═══ Data excerpts ═══

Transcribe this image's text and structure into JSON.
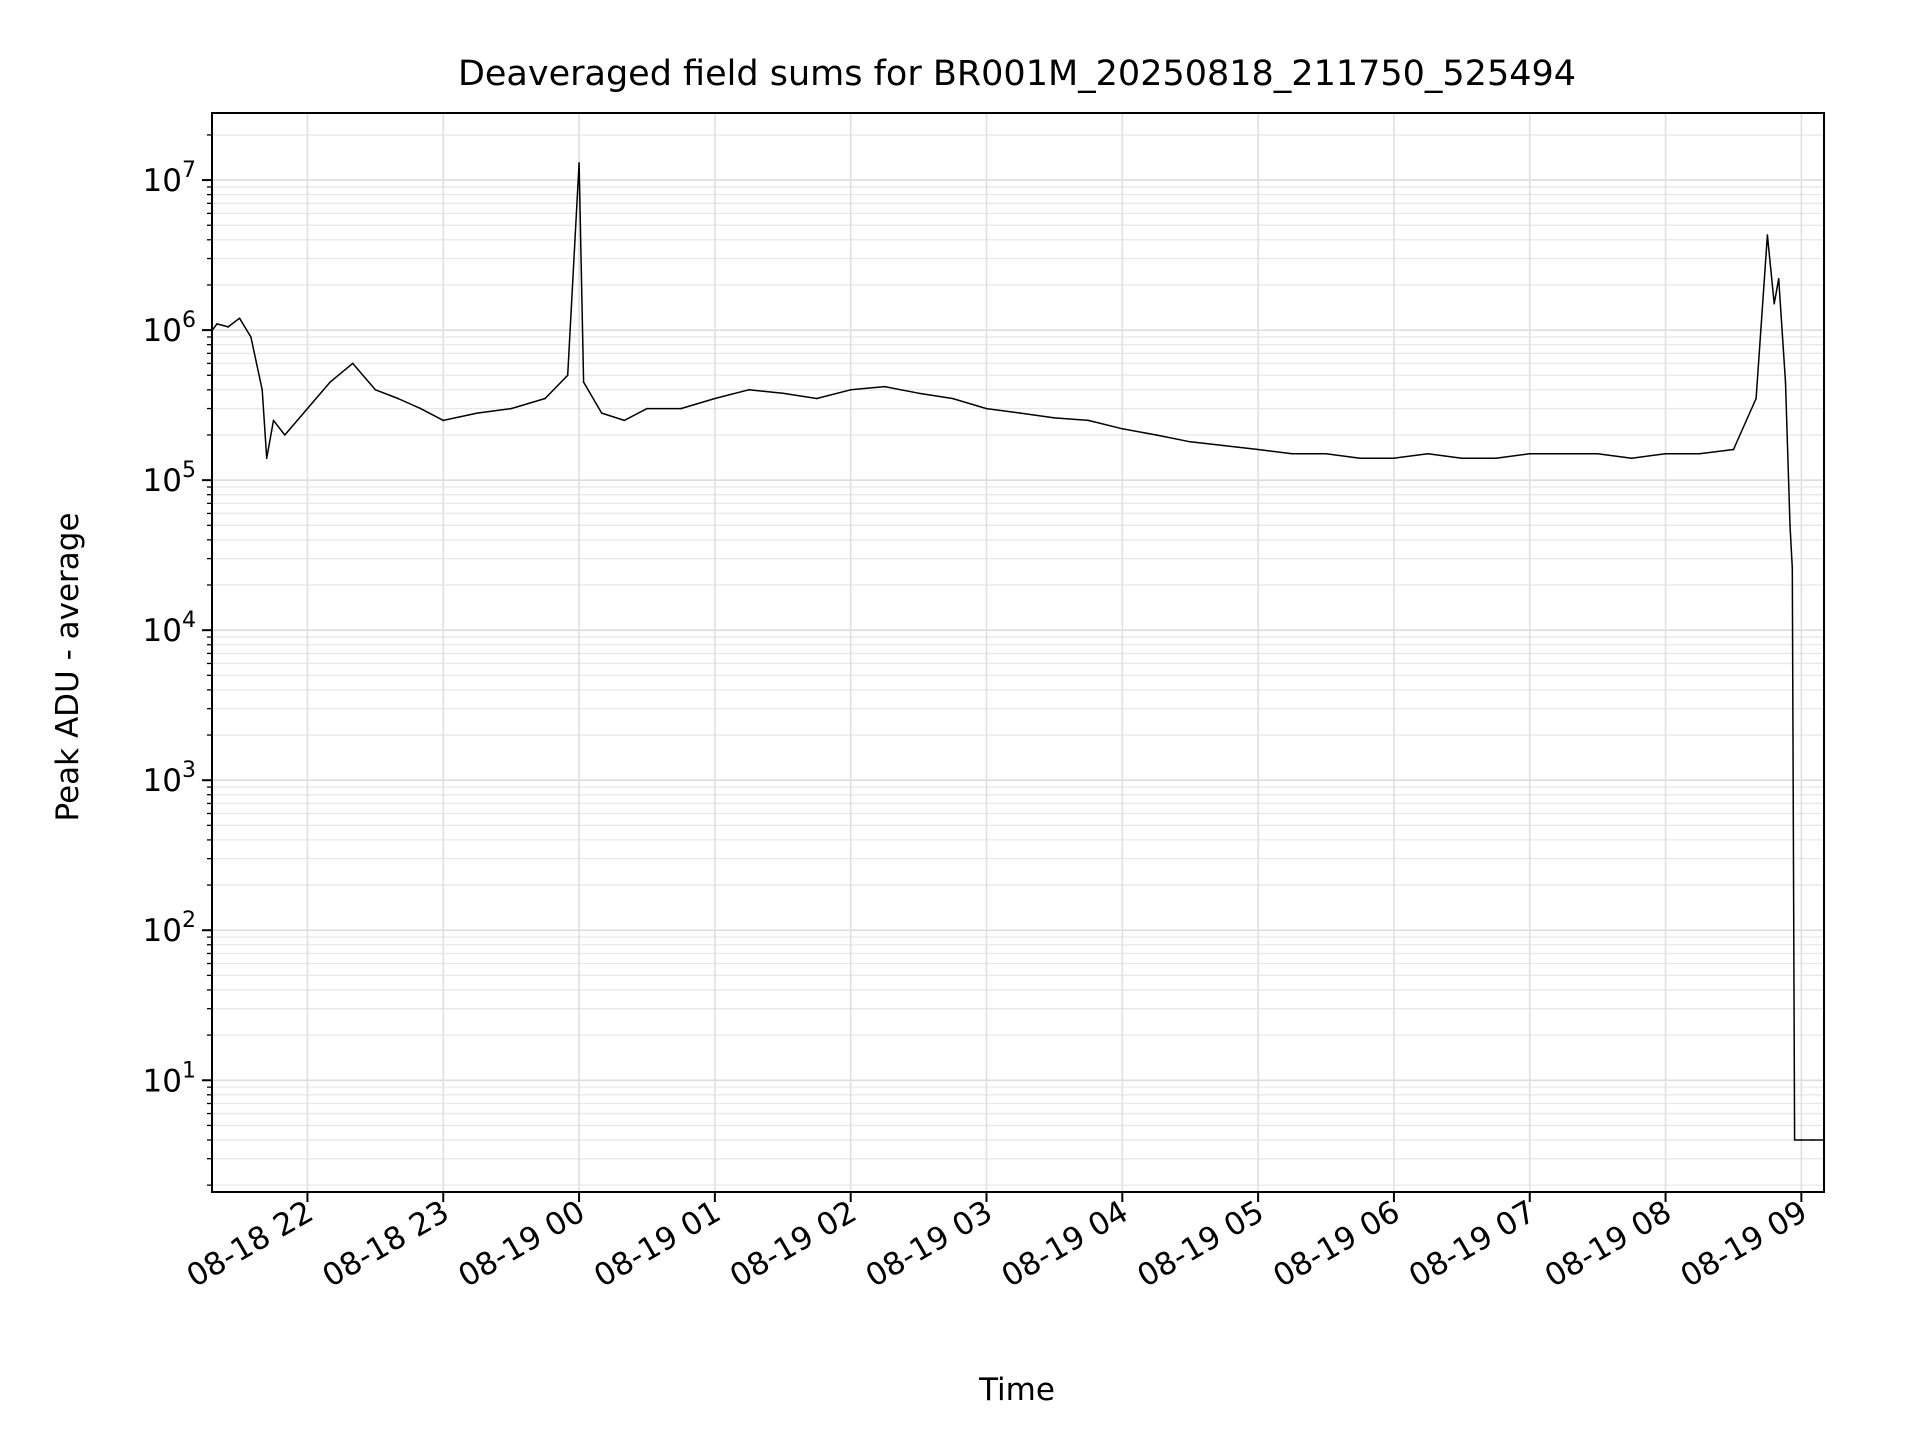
{
  "chart_data": {
    "type": "line",
    "title": "Deaveraged field sums for BR001M_20250818_211750_525494",
    "xlabel": "Time",
    "ylabel": "Peak ADU - average",
    "yscale": "log",
    "ylim": [
      1.8,
      28000000
    ],
    "xlim": [
      "2025-08-18 21:17:50",
      "2025-08-19 09:10:00"
    ],
    "grid": true,
    "legend": "none",
    "line_color": "#000000",
    "x_tick_labels": [
      "08-18 22",
      "08-18 23",
      "08-19 00",
      "08-19 01",
      "08-19 02",
      "08-19 03",
      "08-19 04",
      "08-19 05",
      "08-19 06",
      "08-19 07",
      "08-19 08",
      "08-19 09"
    ],
    "x_tick_values": [
      "2025-08-18 22:00",
      "2025-08-18 23:00",
      "2025-08-19 00:00",
      "2025-08-19 01:00",
      "2025-08-19 02:00",
      "2025-08-19 03:00",
      "2025-08-19 04:00",
      "2025-08-19 05:00",
      "2025-08-19 06:00",
      "2025-08-19 07:00",
      "2025-08-19 08:00",
      "2025-08-19 09:00"
    ],
    "y_ticks": [
      {
        "value": 10,
        "base": "10",
        "exp": "1"
      },
      {
        "value": 100,
        "base": "10",
        "exp": "2"
      },
      {
        "value": 1000,
        "base": "10",
        "exp": "3"
      },
      {
        "value": 10000,
        "base": "10",
        "exp": "4"
      },
      {
        "value": 100000,
        "base": "10",
        "exp": "5"
      },
      {
        "value": 1000000,
        "base": "10",
        "exp": "6"
      },
      {
        "value": 10000000,
        "base": "10",
        "exp": "7"
      }
    ],
    "series": [
      {
        "x": [
          "2025-08-18 21:18",
          "2025-08-18 21:20",
          "2025-08-18 21:25",
          "2025-08-18 21:30",
          "2025-08-18 21:35",
          "2025-08-18 21:40",
          "2025-08-18 21:42",
          "2025-08-18 21:45",
          "2025-08-18 21:50",
          "2025-08-18 22:00",
          "2025-08-18 22:10",
          "2025-08-18 22:20",
          "2025-08-18 22:30",
          "2025-08-18 22:40",
          "2025-08-18 22:50",
          "2025-08-18 23:00",
          "2025-08-18 23:15",
          "2025-08-18 23:30",
          "2025-08-18 23:45",
          "2025-08-18 23:55",
          "2025-08-19 00:00",
          "2025-08-19 00:02",
          "2025-08-19 00:10",
          "2025-08-19 00:20",
          "2025-08-19 00:30",
          "2025-08-19 00:45",
          "2025-08-19 01:00",
          "2025-08-19 01:15",
          "2025-08-19 01:30",
          "2025-08-19 01:45",
          "2025-08-19 02:00",
          "2025-08-19 02:15",
          "2025-08-19 02:30",
          "2025-08-19 02:45",
          "2025-08-19 03:00",
          "2025-08-19 03:15",
          "2025-08-19 03:30",
          "2025-08-19 03:45",
          "2025-08-19 04:00",
          "2025-08-19 04:15",
          "2025-08-19 04:30",
          "2025-08-19 04:45",
          "2025-08-19 05:00",
          "2025-08-19 05:15",
          "2025-08-19 05:30",
          "2025-08-19 05:45",
          "2025-08-19 06:00",
          "2025-08-19 06:15",
          "2025-08-19 06:30",
          "2025-08-19 06:45",
          "2025-08-19 07:00",
          "2025-08-19 07:15",
          "2025-08-19 07:30",
          "2025-08-19 07:45",
          "2025-08-19 08:00",
          "2025-08-19 08:15",
          "2025-08-19 08:30",
          "2025-08-19 08:40",
          "2025-08-19 08:45",
          "2025-08-19 08:48",
          "2025-08-19 08:50",
          "2025-08-19 08:53",
          "2025-08-19 08:55",
          "2025-08-19 08:56",
          "2025-08-19 08:57",
          "2025-08-19 09:00",
          "2025-08-19 09:05",
          "2025-08-19 09:10"
        ],
        "y": [
          1000000,
          1100000,
          1050000,
          1200000,
          900000,
          400000,
          140000,
          250000,
          200000,
          300000,
          450000,
          600000,
          400000,
          350000,
          300000,
          250000,
          280000,
          300000,
          350000,
          500000,
          13000000,
          450000,
          280000,
          250000,
          300000,
          300000,
          350000,
          400000,
          380000,
          350000,
          400000,
          420000,
          380000,
          350000,
          300000,
          280000,
          260000,
          250000,
          220000,
          200000,
          180000,
          170000,
          160000,
          150000,
          150000,
          140000,
          140000,
          150000,
          140000,
          140000,
          150000,
          150000,
          150000,
          140000,
          150000,
          150000,
          160000,
          350000,
          4300000,
          1500000,
          2200000,
          450000,
          50000,
          26000,
          4,
          4,
          4,
          4
        ]
      }
    ]
  }
}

═══

Restate the listing above word for word, and skip the pictures.

Answer to this task:
Transcribe this image's text and structure into JSON.
{
  "chart_data": {
    "type": "line",
    "title": "Deaveraged field sums for BR001M_20250818_211750_525494",
    "xlabel": "Time",
    "ylabel": "Peak ADU - average",
    "yscale": "log",
    "ylim": [
      1.8,
      28000000
    ],
    "xlim": [
      "2025-08-18 21:17:50",
      "2025-08-19 09:10:00"
    ],
    "grid": true,
    "legend": "none",
    "line_color": "#000000",
    "x_tick_labels": [
      "08-18 22",
      "08-18 23",
      "08-19 00",
      "08-19 01",
      "08-19 02",
      "08-19 03",
      "08-19 04",
      "08-19 05",
      "08-19 06",
      "08-19 07",
      "08-19 08",
      "08-19 09"
    ],
    "x_tick_values": [
      "2025-08-18 22:00",
      "2025-08-18 23:00",
      "2025-08-19 00:00",
      "2025-08-19 01:00",
      "2025-08-19 02:00",
      "2025-08-19 03:00",
      "2025-08-19 04:00",
      "2025-08-19 05:00",
      "2025-08-19 06:00",
      "2025-08-19 07:00",
      "2025-08-19 08:00",
      "2025-08-19 09:00"
    ],
    "y_ticks": [
      {
        "value": 10,
        "base": "10",
        "exp": "1"
      },
      {
        "value": 100,
        "base": "10",
        "exp": "2"
      },
      {
        "value": 1000,
        "base": "10",
        "exp": "3"
      },
      {
        "value": 10000,
        "base": "10",
        "exp": "4"
      },
      {
        "value": 100000,
        "base": "10",
        "exp": "5"
      },
      {
        "value": 1000000,
        "base": "10",
        "exp": "6"
      },
      {
        "value": 10000000,
        "base": "10",
        "exp": "7"
      }
    ],
    "series": [
      {
        "x": [
          "2025-08-18 21:18",
          "2025-08-18 21:20",
          "2025-08-18 21:25",
          "2025-08-18 21:30",
          "2025-08-18 21:35",
          "2025-08-18 21:40",
          "2025-08-18 21:42",
          "2025-08-18 21:45",
          "2025-08-18 21:50",
          "2025-08-18 22:00",
          "2025-08-18 22:10",
          "2025-08-18 22:20",
          "2025-08-18 22:30",
          "2025-08-18 22:40",
          "2025-08-18 22:50",
          "2025-08-18 23:00",
          "2025-08-18 23:15",
          "2025-08-18 23:30",
          "2025-08-18 23:45",
          "2025-08-18 23:55",
          "2025-08-19 00:00",
          "2025-08-19 00:02",
          "2025-08-19 00:10",
          "2025-08-19 00:20",
          "2025-08-19 00:30",
          "2025-08-19 00:45",
          "2025-08-19 01:00",
          "2025-08-19 01:15",
          "2025-08-19 01:30",
          "2025-08-19 01:45",
          "2025-08-19 02:00",
          "2025-08-19 02:15",
          "2025-08-19 02:30",
          "2025-08-19 02:45",
          "2025-08-19 03:00",
          "2025-08-19 03:15",
          "2025-08-19 03:30",
          "2025-08-19 03:45",
          "2025-08-19 04:00",
          "2025-08-19 04:15",
          "2025-08-19 04:30",
          "2025-08-19 04:45",
          "2025-08-19 05:00",
          "2025-08-19 05:15",
          "2025-08-19 05:30",
          "2025-08-19 05:45",
          "2025-08-19 06:00",
          "2025-08-19 06:15",
          "2025-08-19 06:30",
          "2025-08-19 06:45",
          "2025-08-19 07:00",
          "2025-08-19 07:15",
          "2025-08-19 07:30",
          "2025-08-19 07:45",
          "2025-08-19 08:00",
          "2025-08-19 08:15",
          "2025-08-19 08:30",
          "2025-08-19 08:40",
          "2025-08-19 08:45",
          "2025-08-19 08:48",
          "2025-08-19 08:50",
          "2025-08-19 08:53",
          "2025-08-19 08:55",
          "2025-08-19 08:56",
          "2025-08-19 08:57",
          "2025-08-19 09:00",
          "2025-08-19 09:05",
          "2025-08-19 09:10"
        ],
        "y": [
          1000000,
          1100000,
          1050000,
          1200000,
          900000,
          400000,
          140000,
          250000,
          200000,
          300000,
          450000,
          600000,
          400000,
          350000,
          300000,
          250000,
          280000,
          300000,
          350000,
          500000,
          13000000,
          450000,
          280000,
          250000,
          300000,
          300000,
          350000,
          400000,
          380000,
          350000,
          400000,
          420000,
          380000,
          350000,
          300000,
          280000,
          260000,
          250000,
          220000,
          200000,
          180000,
          170000,
          160000,
          150000,
          150000,
          140000,
          140000,
          150000,
          140000,
          140000,
          150000,
          150000,
          150000,
          140000,
          150000,
          150000,
          160000,
          350000,
          4300000,
          1500000,
          2200000,
          450000,
          50000,
          26000,
          4,
          4,
          4,
          4
        ]
      }
    ]
  }
}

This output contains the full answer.